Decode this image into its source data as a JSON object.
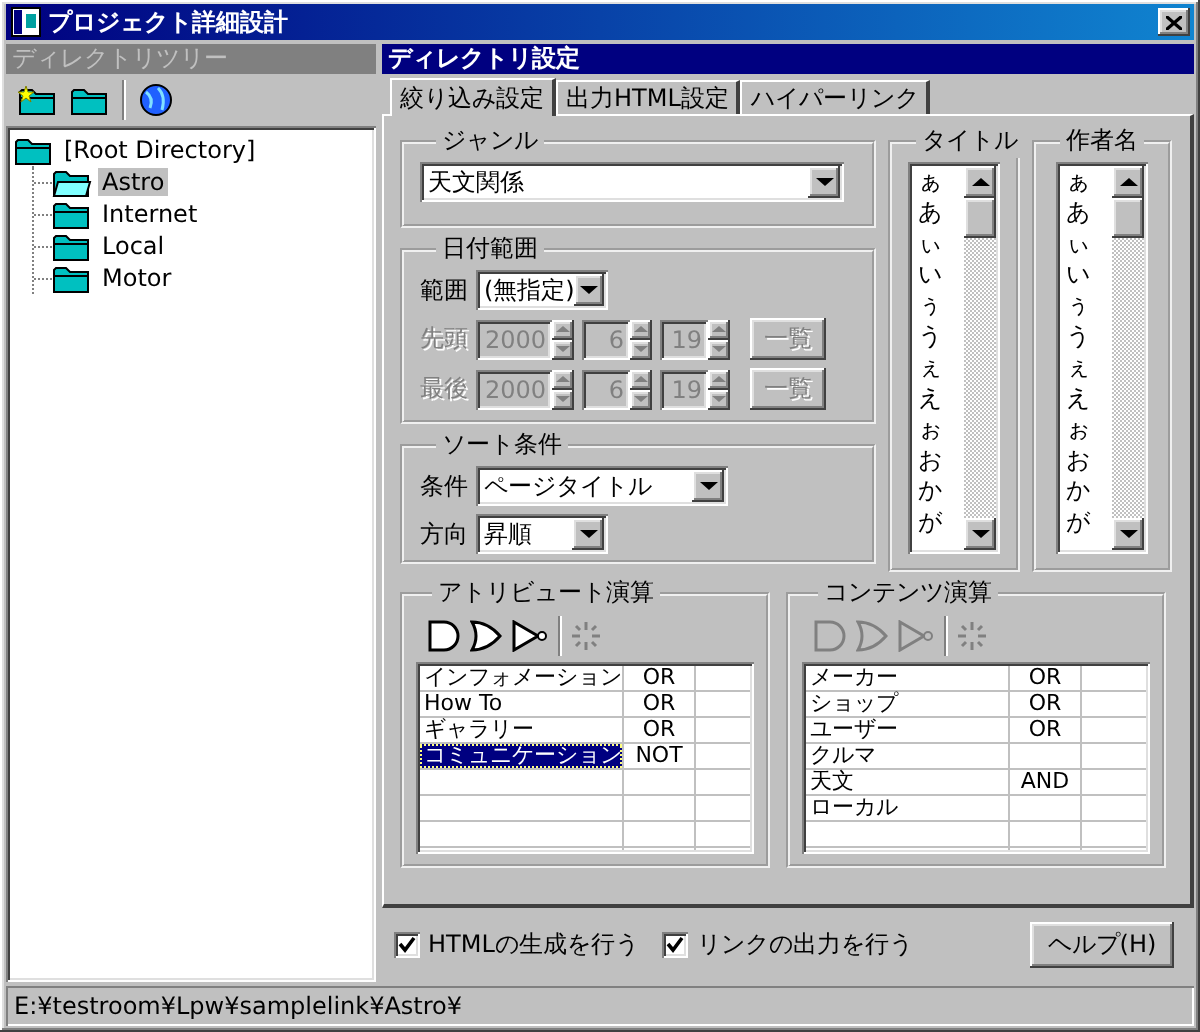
{
  "window": {
    "title": "プロジェクト詳細設計"
  },
  "tree_panel": {
    "header": "ディレクトリツリー",
    "active": false,
    "tree": [
      {
        "label": "[Root Directory]",
        "selected": false,
        "children": [
          {
            "label": "Astro",
            "selected": true
          },
          {
            "label": "Internet",
            "selected": false
          },
          {
            "label": "Local",
            "selected": false
          },
          {
            "label": "Motor",
            "selected": false
          }
        ]
      }
    ]
  },
  "settings_panel": {
    "header": "ディレクトリ設定",
    "active": true,
    "tabs": [
      {
        "label": "絞り込み設定",
        "selected": true
      },
      {
        "label": "出力HTML設定",
        "selected": false
      },
      {
        "label": "ハイパーリンク",
        "selected": false
      }
    ],
    "genre": {
      "label": "ジャンル",
      "value": "天文関係"
    },
    "date_range": {
      "label": "日付範囲",
      "range_label": "範囲",
      "range_value": "(無指定)",
      "rows": [
        {
          "label": "先頭",
          "year": "2000",
          "month": "6",
          "day": "19",
          "button": "一覧",
          "disabled": true
        },
        {
          "label": "最後",
          "year": "2000",
          "month": "6",
          "day": "19",
          "button": "一覧",
          "disabled": true
        }
      ]
    },
    "sort": {
      "label": "ソート条件",
      "fields": [
        {
          "label": "条件",
          "value": "ページタイトル"
        },
        {
          "label": "方向",
          "value": "昇順"
        }
      ]
    },
    "lists": [
      {
        "label": "タイトル",
        "items": [
          "ぁ",
          "あ",
          "ぃ",
          "い",
          "ぅ",
          "う",
          "ぇ",
          "え",
          "ぉ",
          "お",
          "か",
          "が"
        ]
      },
      {
        "label": "作者名",
        "items": [
          "ぁ",
          "あ",
          "ぃ",
          "い",
          "ぅ",
          "う",
          "ぇ",
          "え",
          "ぉ",
          "お",
          "か",
          "が"
        ]
      }
    ],
    "operations": [
      {
        "label": "アトリビュート演算",
        "disabled": false,
        "rows": [
          {
            "name": "インフォメーション",
            "op": "OR",
            "selected": false
          },
          {
            "name": "How To",
            "op": "OR",
            "selected": false
          },
          {
            "name": "ギャラリー",
            "op": "OR",
            "selected": false
          },
          {
            "name": "コミュニケーション",
            "op": "NOT",
            "selected": true
          }
        ]
      },
      {
        "label": "コンテンツ演算",
        "disabled": true,
        "rows": [
          {
            "name": "メーカー",
            "op": "OR",
            "selected": false
          },
          {
            "name": "ショップ",
            "op": "OR",
            "selected": false
          },
          {
            "name": "ユーザー",
            "op": "OR",
            "selected": false
          },
          {
            "name": "クルマ",
            "selected": false
          },
          {
            "name": "天文",
            "op": "AND",
            "selected": false
          },
          {
            "name": "ローカル",
            "selected": false
          }
        ]
      }
    ],
    "options": [
      {
        "label": "HTMLの生成を行う",
        "checked": true
      },
      {
        "label": "リンクの出力を行う",
        "checked": true
      }
    ],
    "help_button": "ヘルプ(H)"
  },
  "status_bar": "E:¥testroom¥Lpw¥samplelink¥Astro¥"
}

========================================

# Instructions to follow
Retype the data above exactly; pictures are not part of the copy.

# Reply to the task
Decode this image into its source data as a JSON object.
{
  "window": {
    "title": "プロジェクト詳細設計"
  },
  "tree_panel": {
    "header": "ディレクトリツリー",
    "active": false,
    "tree": [
      {
        "label": "[Root Directory]",
        "selected": false,
        "children": [
          {
            "label": "Astro",
            "selected": true
          },
          {
            "label": "Internet",
            "selected": false
          },
          {
            "label": "Local",
            "selected": false
          },
          {
            "label": "Motor",
            "selected": false
          }
        ]
      }
    ]
  },
  "settings_panel": {
    "header": "ディレクトリ設定",
    "active": true,
    "tabs": [
      {
        "label": "絞り込み設定",
        "selected": true
      },
      {
        "label": "出力HTML設定",
        "selected": false
      },
      {
        "label": "ハイパーリンク",
        "selected": false
      }
    ],
    "genre": {
      "label": "ジャンル",
      "value": "天文関係"
    },
    "date_range": {
      "label": "日付範囲",
      "range_label": "範囲",
      "range_value": "(無指定)",
      "rows": [
        {
          "label": "先頭",
          "year": "2000",
          "month": "6",
          "day": "19",
          "button": "一覧",
          "disabled": true
        },
        {
          "label": "最後",
          "year": "2000",
          "month": "6",
          "day": "19",
          "button": "一覧",
          "disabled": true
        }
      ]
    },
    "sort": {
      "label": "ソート条件",
      "fields": [
        {
          "label": "条件",
          "value": "ページタイトル"
        },
        {
          "label": "方向",
          "value": "昇順"
        }
      ]
    },
    "lists": [
      {
        "label": "タイトル",
        "items": [
          "ぁ",
          "あ",
          "ぃ",
          "い",
          "ぅ",
          "う",
          "ぇ",
          "え",
          "ぉ",
          "お",
          "か",
          "が"
        ]
      },
      {
        "label": "作者名",
        "items": [
          "ぁ",
          "あ",
          "ぃ",
          "い",
          "ぅ",
          "う",
          "ぇ",
          "え",
          "ぉ",
          "お",
          "か",
          "が"
        ]
      }
    ],
    "operations": [
      {
        "label": "アトリビュート演算",
        "disabled": false,
        "rows": [
          {
            "name": "インフォメーション",
            "op": "OR",
            "selected": false
          },
          {
            "name": "How To",
            "op": "OR",
            "selected": false
          },
          {
            "name": "ギャラリー",
            "op": "OR",
            "selected": false
          },
          {
            "name": "コミュニケーション",
            "op": "NOT",
            "selected": true
          }
        ]
      },
      {
        "label": "コンテンツ演算",
        "disabled": true,
        "rows": [
          {
            "name": "メーカー",
            "op": "OR",
            "selected": false
          },
          {
            "name": "ショップ",
            "op": "OR",
            "selected": false
          },
          {
            "name": "ユーザー",
            "op": "OR",
            "selected": false
          },
          {
            "name": "クルマ",
            "selected": false
          },
          {
            "name": "天文",
            "op": "AND",
            "selected": false
          },
          {
            "name": "ローカル",
            "selected": false
          }
        ]
      }
    ],
    "options": [
      {
        "label": "HTMLの生成を行う",
        "checked": true
      },
      {
        "label": "リンクの出力を行う",
        "checked": true
      }
    ],
    "help_button": "ヘルプ(H)"
  },
  "status_bar": "E:¥testroom¥Lpw¥samplelink¥Astro¥"
}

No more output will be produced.